WHAT IS ASKED: Locate every line below that contains the word "interest" and copy it.

Records from a data source:
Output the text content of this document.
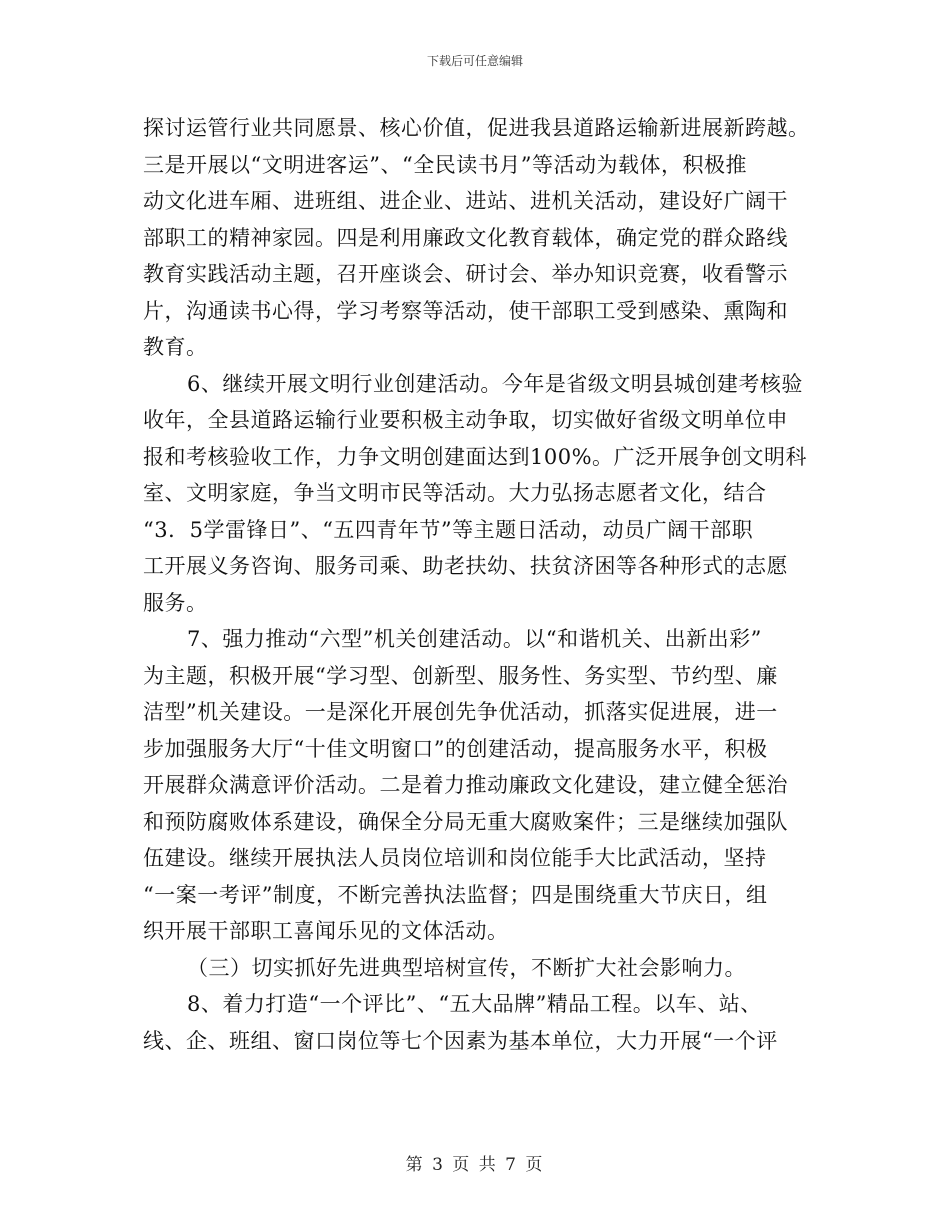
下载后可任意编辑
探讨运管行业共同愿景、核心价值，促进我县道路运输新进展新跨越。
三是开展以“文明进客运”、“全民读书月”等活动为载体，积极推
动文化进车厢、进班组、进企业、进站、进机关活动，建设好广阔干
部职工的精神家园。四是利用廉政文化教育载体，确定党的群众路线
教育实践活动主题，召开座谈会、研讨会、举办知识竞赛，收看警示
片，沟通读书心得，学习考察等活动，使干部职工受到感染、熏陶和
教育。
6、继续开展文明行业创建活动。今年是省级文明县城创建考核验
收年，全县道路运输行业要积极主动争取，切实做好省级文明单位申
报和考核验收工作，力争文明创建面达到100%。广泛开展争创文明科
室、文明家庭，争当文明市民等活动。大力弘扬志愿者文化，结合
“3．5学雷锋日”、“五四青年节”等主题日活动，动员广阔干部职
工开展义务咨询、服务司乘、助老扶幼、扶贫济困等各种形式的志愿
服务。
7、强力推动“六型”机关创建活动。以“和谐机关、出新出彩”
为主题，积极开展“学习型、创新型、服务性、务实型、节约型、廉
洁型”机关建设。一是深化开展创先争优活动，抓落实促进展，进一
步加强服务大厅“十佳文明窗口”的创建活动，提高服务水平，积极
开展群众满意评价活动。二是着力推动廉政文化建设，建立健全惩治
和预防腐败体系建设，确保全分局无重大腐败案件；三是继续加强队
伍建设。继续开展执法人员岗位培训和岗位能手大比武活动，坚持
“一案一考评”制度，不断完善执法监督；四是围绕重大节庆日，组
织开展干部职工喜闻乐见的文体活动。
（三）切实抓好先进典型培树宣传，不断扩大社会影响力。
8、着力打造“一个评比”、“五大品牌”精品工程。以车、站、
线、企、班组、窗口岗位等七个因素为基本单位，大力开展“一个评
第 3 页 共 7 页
* * *
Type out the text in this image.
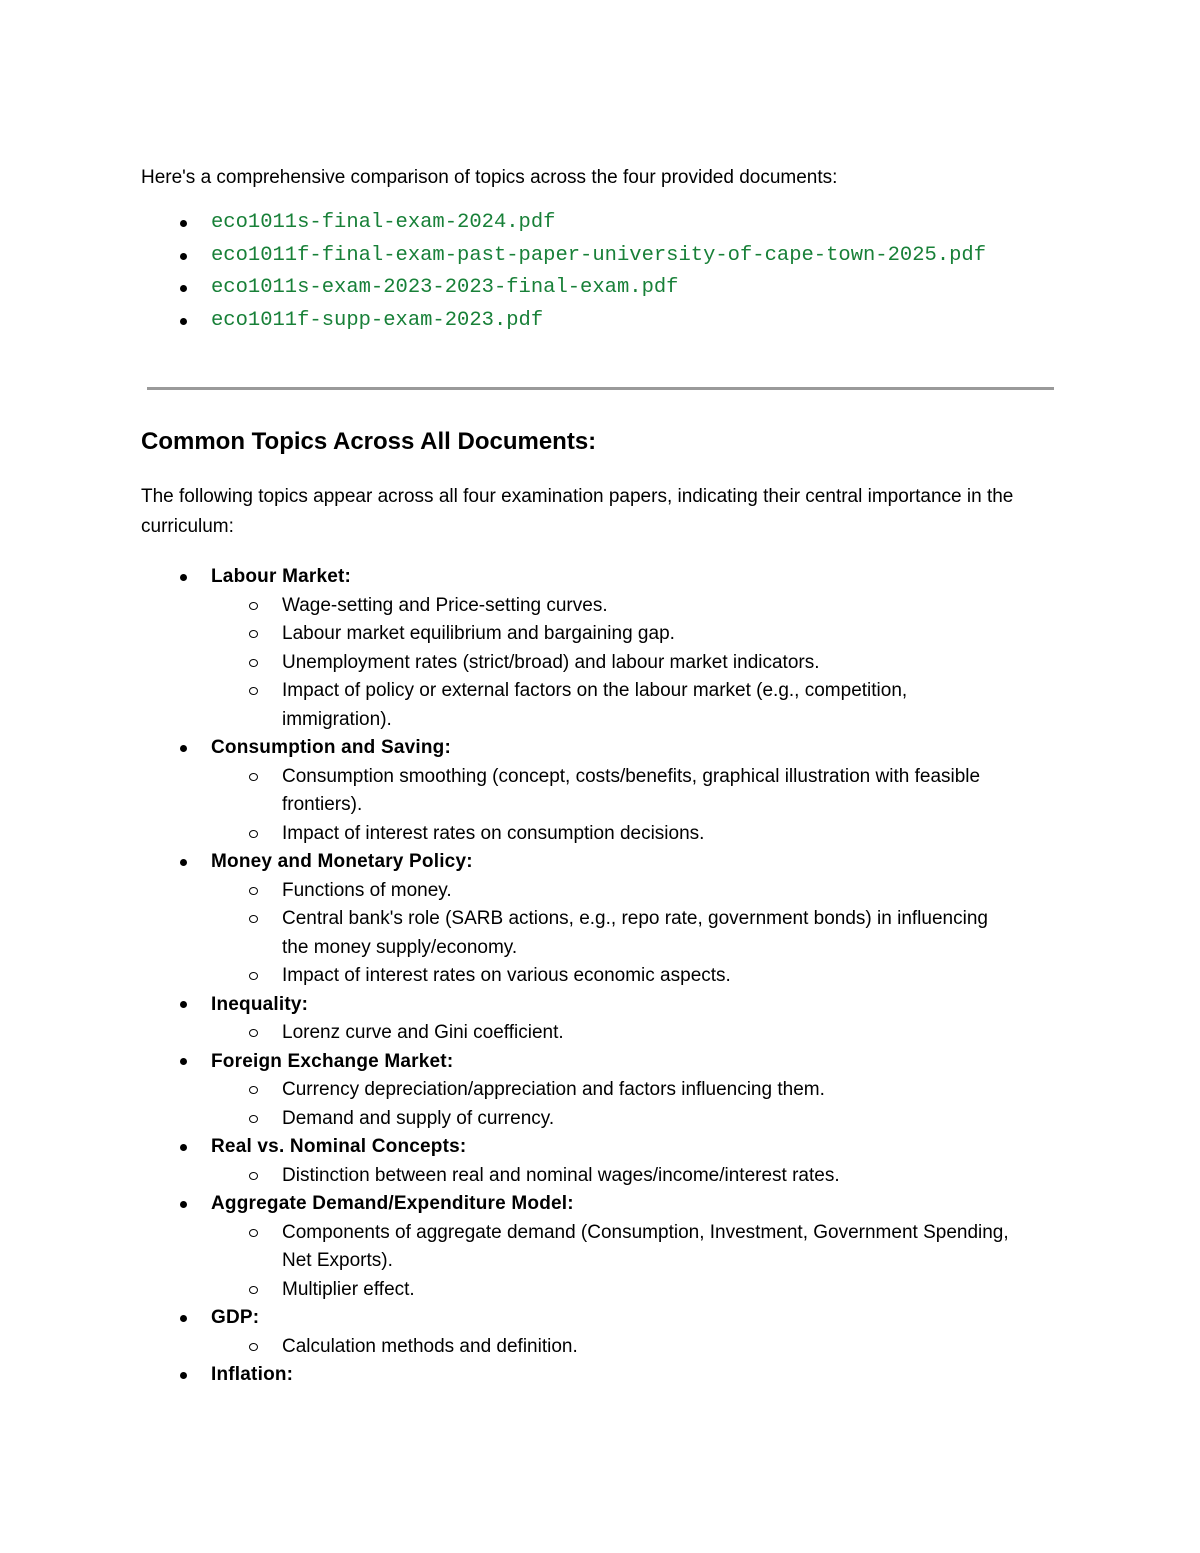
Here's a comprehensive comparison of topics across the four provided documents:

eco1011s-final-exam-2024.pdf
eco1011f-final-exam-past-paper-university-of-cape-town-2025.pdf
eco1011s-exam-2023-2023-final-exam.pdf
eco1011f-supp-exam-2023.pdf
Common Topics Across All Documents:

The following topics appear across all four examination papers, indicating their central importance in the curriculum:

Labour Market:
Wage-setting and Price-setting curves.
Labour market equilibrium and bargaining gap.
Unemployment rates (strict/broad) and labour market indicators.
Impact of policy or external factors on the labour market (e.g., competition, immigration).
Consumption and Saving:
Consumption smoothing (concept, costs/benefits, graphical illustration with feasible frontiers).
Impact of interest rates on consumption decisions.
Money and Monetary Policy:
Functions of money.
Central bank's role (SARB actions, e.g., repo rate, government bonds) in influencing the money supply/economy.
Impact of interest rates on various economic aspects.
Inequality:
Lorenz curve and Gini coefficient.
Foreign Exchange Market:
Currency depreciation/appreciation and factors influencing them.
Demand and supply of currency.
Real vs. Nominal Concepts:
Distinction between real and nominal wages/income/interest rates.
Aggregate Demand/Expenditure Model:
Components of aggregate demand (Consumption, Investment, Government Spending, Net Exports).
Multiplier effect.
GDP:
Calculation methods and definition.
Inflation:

RESULT FOR THIS EXERCISE:
Impact of interest rates on consumption decisions.
Impact of interest rates on various economic aspects.
Distinction between real and nominal wages/income/interest rates.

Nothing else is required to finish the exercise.